----- PROVIDED ENTRIES -----

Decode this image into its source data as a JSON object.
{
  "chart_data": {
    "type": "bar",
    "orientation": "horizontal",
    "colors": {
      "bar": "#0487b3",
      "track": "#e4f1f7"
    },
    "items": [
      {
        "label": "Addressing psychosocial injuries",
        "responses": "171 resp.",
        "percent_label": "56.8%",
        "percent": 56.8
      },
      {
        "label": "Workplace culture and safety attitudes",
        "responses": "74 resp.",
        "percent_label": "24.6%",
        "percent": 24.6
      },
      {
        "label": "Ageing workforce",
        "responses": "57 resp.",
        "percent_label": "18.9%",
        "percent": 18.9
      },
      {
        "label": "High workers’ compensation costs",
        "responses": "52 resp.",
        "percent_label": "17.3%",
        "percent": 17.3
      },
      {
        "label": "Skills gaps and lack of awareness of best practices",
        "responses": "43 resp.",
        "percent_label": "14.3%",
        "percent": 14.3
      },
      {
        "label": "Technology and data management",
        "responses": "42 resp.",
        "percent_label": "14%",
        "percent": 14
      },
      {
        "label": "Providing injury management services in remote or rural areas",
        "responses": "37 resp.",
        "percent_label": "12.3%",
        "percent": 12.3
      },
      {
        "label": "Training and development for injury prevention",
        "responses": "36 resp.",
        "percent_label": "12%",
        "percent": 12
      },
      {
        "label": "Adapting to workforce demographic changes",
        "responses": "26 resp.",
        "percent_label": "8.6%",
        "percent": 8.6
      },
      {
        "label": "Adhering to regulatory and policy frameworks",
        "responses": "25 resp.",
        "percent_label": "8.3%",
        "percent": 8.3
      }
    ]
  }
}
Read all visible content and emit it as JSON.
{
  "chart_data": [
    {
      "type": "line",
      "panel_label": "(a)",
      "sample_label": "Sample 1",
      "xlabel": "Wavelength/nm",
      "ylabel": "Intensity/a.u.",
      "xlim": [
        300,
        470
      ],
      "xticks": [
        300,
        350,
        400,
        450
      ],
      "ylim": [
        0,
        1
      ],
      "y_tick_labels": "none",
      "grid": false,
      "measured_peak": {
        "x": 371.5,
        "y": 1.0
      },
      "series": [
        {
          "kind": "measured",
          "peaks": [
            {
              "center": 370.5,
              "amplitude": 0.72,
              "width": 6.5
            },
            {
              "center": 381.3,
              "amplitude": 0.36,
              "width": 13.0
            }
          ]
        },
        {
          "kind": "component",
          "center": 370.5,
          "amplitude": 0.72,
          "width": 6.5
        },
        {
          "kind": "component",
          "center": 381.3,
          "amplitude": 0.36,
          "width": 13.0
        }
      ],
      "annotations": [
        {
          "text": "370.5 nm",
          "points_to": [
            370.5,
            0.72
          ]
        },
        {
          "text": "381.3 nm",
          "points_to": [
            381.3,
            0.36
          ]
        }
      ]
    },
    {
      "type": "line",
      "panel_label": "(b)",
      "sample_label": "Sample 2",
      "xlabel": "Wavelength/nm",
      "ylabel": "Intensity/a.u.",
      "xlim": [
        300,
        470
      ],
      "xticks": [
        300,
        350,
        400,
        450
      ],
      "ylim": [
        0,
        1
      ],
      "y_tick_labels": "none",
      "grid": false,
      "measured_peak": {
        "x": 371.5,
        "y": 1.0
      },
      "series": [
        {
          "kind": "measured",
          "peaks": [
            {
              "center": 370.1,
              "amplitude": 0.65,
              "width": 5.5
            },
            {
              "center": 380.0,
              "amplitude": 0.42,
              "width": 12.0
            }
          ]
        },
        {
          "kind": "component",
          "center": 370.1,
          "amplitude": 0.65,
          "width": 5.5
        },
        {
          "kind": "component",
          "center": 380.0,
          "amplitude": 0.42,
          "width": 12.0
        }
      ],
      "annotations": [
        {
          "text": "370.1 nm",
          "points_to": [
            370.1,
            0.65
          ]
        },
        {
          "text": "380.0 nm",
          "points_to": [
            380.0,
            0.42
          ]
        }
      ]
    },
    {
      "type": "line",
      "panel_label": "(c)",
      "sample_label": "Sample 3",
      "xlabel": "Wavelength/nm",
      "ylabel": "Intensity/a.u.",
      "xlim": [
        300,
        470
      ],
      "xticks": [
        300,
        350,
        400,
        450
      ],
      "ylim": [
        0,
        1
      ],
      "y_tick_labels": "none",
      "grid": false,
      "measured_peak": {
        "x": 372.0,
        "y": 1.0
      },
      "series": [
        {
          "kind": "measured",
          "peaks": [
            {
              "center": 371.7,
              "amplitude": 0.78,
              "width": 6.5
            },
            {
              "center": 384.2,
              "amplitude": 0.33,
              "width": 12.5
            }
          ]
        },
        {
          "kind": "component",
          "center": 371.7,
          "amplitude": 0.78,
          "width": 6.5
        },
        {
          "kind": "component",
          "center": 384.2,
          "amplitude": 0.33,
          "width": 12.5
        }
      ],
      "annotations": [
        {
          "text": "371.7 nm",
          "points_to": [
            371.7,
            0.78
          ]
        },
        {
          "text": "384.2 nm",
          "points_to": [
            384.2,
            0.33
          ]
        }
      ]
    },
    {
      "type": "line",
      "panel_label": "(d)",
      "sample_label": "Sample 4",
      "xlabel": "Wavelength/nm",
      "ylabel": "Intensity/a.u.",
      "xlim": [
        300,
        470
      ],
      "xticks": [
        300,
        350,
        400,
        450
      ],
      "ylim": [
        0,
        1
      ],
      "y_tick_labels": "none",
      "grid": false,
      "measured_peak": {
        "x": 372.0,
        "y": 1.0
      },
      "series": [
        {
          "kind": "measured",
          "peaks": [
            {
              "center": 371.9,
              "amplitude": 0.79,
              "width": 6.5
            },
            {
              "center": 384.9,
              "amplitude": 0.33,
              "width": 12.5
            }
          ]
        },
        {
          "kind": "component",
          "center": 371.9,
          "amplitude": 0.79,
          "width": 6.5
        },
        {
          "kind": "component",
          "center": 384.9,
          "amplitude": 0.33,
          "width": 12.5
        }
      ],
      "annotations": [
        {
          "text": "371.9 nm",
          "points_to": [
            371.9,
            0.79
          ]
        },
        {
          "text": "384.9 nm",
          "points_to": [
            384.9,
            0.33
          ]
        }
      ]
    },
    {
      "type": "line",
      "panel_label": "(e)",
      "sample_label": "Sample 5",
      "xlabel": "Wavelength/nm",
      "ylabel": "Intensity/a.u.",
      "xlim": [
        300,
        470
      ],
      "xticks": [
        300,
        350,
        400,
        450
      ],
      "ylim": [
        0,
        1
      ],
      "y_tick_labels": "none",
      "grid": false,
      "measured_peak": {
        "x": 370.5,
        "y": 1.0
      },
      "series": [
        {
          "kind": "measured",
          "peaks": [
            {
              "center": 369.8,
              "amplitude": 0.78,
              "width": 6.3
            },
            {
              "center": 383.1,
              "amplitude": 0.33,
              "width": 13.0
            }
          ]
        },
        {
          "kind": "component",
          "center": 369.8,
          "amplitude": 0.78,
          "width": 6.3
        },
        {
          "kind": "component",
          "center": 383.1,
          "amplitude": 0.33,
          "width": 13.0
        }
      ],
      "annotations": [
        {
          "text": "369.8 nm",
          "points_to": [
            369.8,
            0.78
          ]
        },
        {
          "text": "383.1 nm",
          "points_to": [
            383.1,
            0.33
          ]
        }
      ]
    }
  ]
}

-----

Print the material above once more, exactly.

- _ANSWER TO THIS PROBLEM_:
Decode this image into its source data as a JSON object.
{
  "chart_data": {
    "type": "bar",
    "orientation": "horizontal",
    "colors": {
      "bar": "#0487b3",
      "track": "#e4f1f7"
    },
    "items": [
      {
        "label": "Addressing psychosocial injuries",
        "responses": "171 resp.",
        "percent_label": "56.8%",
        "percent": 56.8
      },
      {
        "label": "Workplace culture and safety attitudes",
        "responses": "74 resp.",
        "percent_label": "24.6%",
        "percent": 24.6
      },
      {
        "label": "Ageing workforce",
        "responses": "57 resp.",
        "percent_label": "18.9%",
        "percent": 18.9
      },
      {
        "label": "High workers’ compensation costs",
        "responses": "52 resp.",
        "percent_label": "17.3%",
        "percent": 17.3
      },
      {
        "label": "Skills gaps and lack of awareness of best practices",
        "responses": "43 resp.",
        "percent_label": "14.3%",
        "percent": 14.3
      },
      {
        "label": "Technology and data management",
        "responses": "42 resp.",
        "percent_label": "14%",
        "percent": 14
      },
      {
        "label": "Providing injury management services in remote or rural areas",
        "responses": "37 resp.",
        "percent_label": "12.3%",
        "percent": 12.3
      },
      {
        "label": "Training and development for injury prevention",
        "responses": "36 resp.",
        "percent_label": "12%",
        "percent": 12
      },
      {
        "label": "Adapting to workforce demographic changes",
        "responses": "26 resp.",
        "percent_label": "8.6%",
        "percent": 8.6
      },
      {
        "label": "Adhering to regulatory and policy frameworks",
        "responses": "25 resp.",
        "percent_label": "8.3%",
        "percent": 8.3
      }
    ]
  }
}
Read all visible content and emit it as JSON.
{
  "chart_data": [
    {
      "type": "line",
      "panel_label": "(a)",
      "sample_label": "Sample 1",
      "xlabel": "Wavelength/nm",
      "ylabel": "Intensity/a.u.",
      "xlim": [
        300,
        470
      ],
      "xticks": [
        300,
        350,
        400,
        450
      ],
      "ylim": [
        0,
        1
      ],
      "y_tick_labels": "none",
      "grid": false,
      "measured_peak": {
        "x": 371.5,
        "y": 1.0
      },
      "series": [
        {
          "kind": "measured",
          "peaks": [
            {
              "center": 370.5,
              "amplitude": 0.72,
              "width": 6.5
            },
            {
              "center": 381.3,
              "amplitude": 0.36,
              "width": 13.0
            }
          ]
        },
        {
          "kind": "component",
          "center": 370.5,
          "amplitude": 0.72,
          "width": 6.5
        },
        {
          "kind": "component",
          "center": 381.3,
          "amplitude": 0.36,
          "width": 13.0
        }
      ],
      "annotations": [
        {
          "text": "370.5 nm",
          "points_to": [
            370.5,
            0.72
          ]
        },
        {
          "text": "381.3 nm",
          "points_to": [
            381.3,
            0.36
          ]
        }
      ]
    },
    {
      "type": "line",
      "panel_label": "(b)",
      "sample_label": "Sample 2",
      "xlabel": "Wavelength/nm",
      "ylabel": "Intensity/a.u.",
      "xlim": [
        300,
        470
      ],
      "xticks": [
        300,
        350,
        400,
        450
      ],
      "ylim": [
        0,
        1
      ],
      "y_tick_labels": "none",
      "grid": false,
      "measured_peak": {
        "x": 371.5,
        "y": 1.0
      },
      "series": [
        {
          "kind": "measured",
          "peaks": [
            {
              "center": 370.1,
              "amplitude": 0.65,
              "width": 5.5
            },
            {
              "center": 380.0,
              "amplitude": 0.42,
              "width": 12.0
            }
          ]
        },
        {
          "kind": "component",
          "center": 370.1,
          "amplitude": 0.65,
          "width": 5.5
        },
        {
          "kind": "component",
          "center": 380.0,
          "amplitude": 0.42,
          "width": 12.0
        }
      ],
      "annotations": [
        {
          "text": "370.1 nm",
          "points_to": [
            370.1,
            0.65
          ]
        },
        {
          "text": "380.0 nm",
          "points_to": [
            380.0,
            0.42
          ]
        }
      ]
    },
    {
      "type": "line",
      "panel_label": "(c)",
      "sample_label": "Sample 3",
      "xlabel": "Wavelength/nm",
      "ylabel": "Intensity/a.u.",
      "xlim": [
        300,
        470
      ],
      "xticks": [
        300,
        350,
        400,
        450
      ],
      "ylim": [
        0,
        1
      ],
      "y_tick_labels": "none",
      "grid": false,
      "measured_peak": {
        "x": 372.0,
        "y": 1.0
      },
      "series": [
        {
          "kind": "measured",
          "peaks": [
            {
              "center": 371.7,
              "amplitude": 0.78,
              "width": 6.5
            },
            {
              "center": 384.2,
              "amplitude": 0.33,
              "width": 12.5
            }
          ]
        },
        {
          "kind": "component",
          "center": 371.7,
          "amplitude": 0.78,
          "width": 6.5
        },
        {
          "kind": "component",
          "center": 384.2,
          "amplitude": 0.33,
          "width": 12.5
        }
      ],
      "annotations": [
        {
          "text": "371.7 nm",
          "points_to": [
            371.7,
            0.78
          ]
        },
        {
          "text": "384.2 nm",
          "points_to": [
            384.2,
            0.33
          ]
        }
      ]
    },
    {
      "type": "line",
      "panel_label": "(d)",
      "sample_label": "Sample 4",
      "xlabel": "Wavelength/nm",
      "ylabel": "Intensity/a.u.",
      "xlim": [
        300,
        470
      ],
      "xticks": [
        300,
        350,
        400,
        450
      ],
      "ylim": [
        0,
        1
      ],
      "y_tick_labels": "none",
      "grid": false,
      "measured_peak": {
        "x": 372.0,
        "y": 1.0
      },
      "series": [
        {
          "kind": "measured",
          "peaks": [
            {
              "center": 371.9,
              "amplitude": 0.79,
              "width": 6.5
            },
            {
              "center": 384.9,
              "amplitude": 0.33,
              "width": 12.5
            }
          ]
        },
        {
          "kind": "component",
          "center": 371.9,
          "amplitude": 0.79,
          "width": 6.5
        },
        {
          "kind": "component",
          "center": 384.9,
          "amplitude": 0.33,
          "width": 12.5
        }
      ],
      "annotations": [
        {
          "text": "371.9 nm",
          "points_to": [
            371.9,
            0.79
          ]
        },
        {
          "text": "384.9 nm",
          "points_to": [
            384.9,
            0.33
          ]
        }
      ]
    },
    {
      "type": "line",
      "panel_label": "(e)",
      "sample_label": "Sample 5",
      "xlabel": "Wavelength/nm",
      "ylabel": "Intensity/a.u.",
      "xlim": [
        300,
        470
      ],
      "xticks": [
        300,
        350,
        400,
        450
      ],
      "ylim": [
        0,
        1
      ],
      "y_tick_labels": "none",
      "grid": false,
      "measured_peak": {
        "x": 370.5,
        "y": 1.0
      },
      "series": [
        {
          "kind": "measured",
          "peaks": [
            {
              "center": 369.8,
              "amplitude": 0.78,
              "width": 6.3
            },
            {
              "center": 383.1,
              "amplitude": 0.33,
              "width": 13.0
            }
          ]
        },
        {
          "kind": "component",
          "center": 369.8,
          "amplitude": 0.78,
          "width": 6.3
        },
        {
          "kind": "component",
          "center": 383.1,
          "amplitude": 0.33,
          "width": 13.0
        }
      ],
      "annotations": [
        {
          "text": "369.8 nm",
          "points_to": [
            369.8,
            0.78
          ]
        },
        {
          "text": "383.1 nm",
          "points_to": [
            383.1,
            0.33
          ]
        }
      ]
    }
  ]
}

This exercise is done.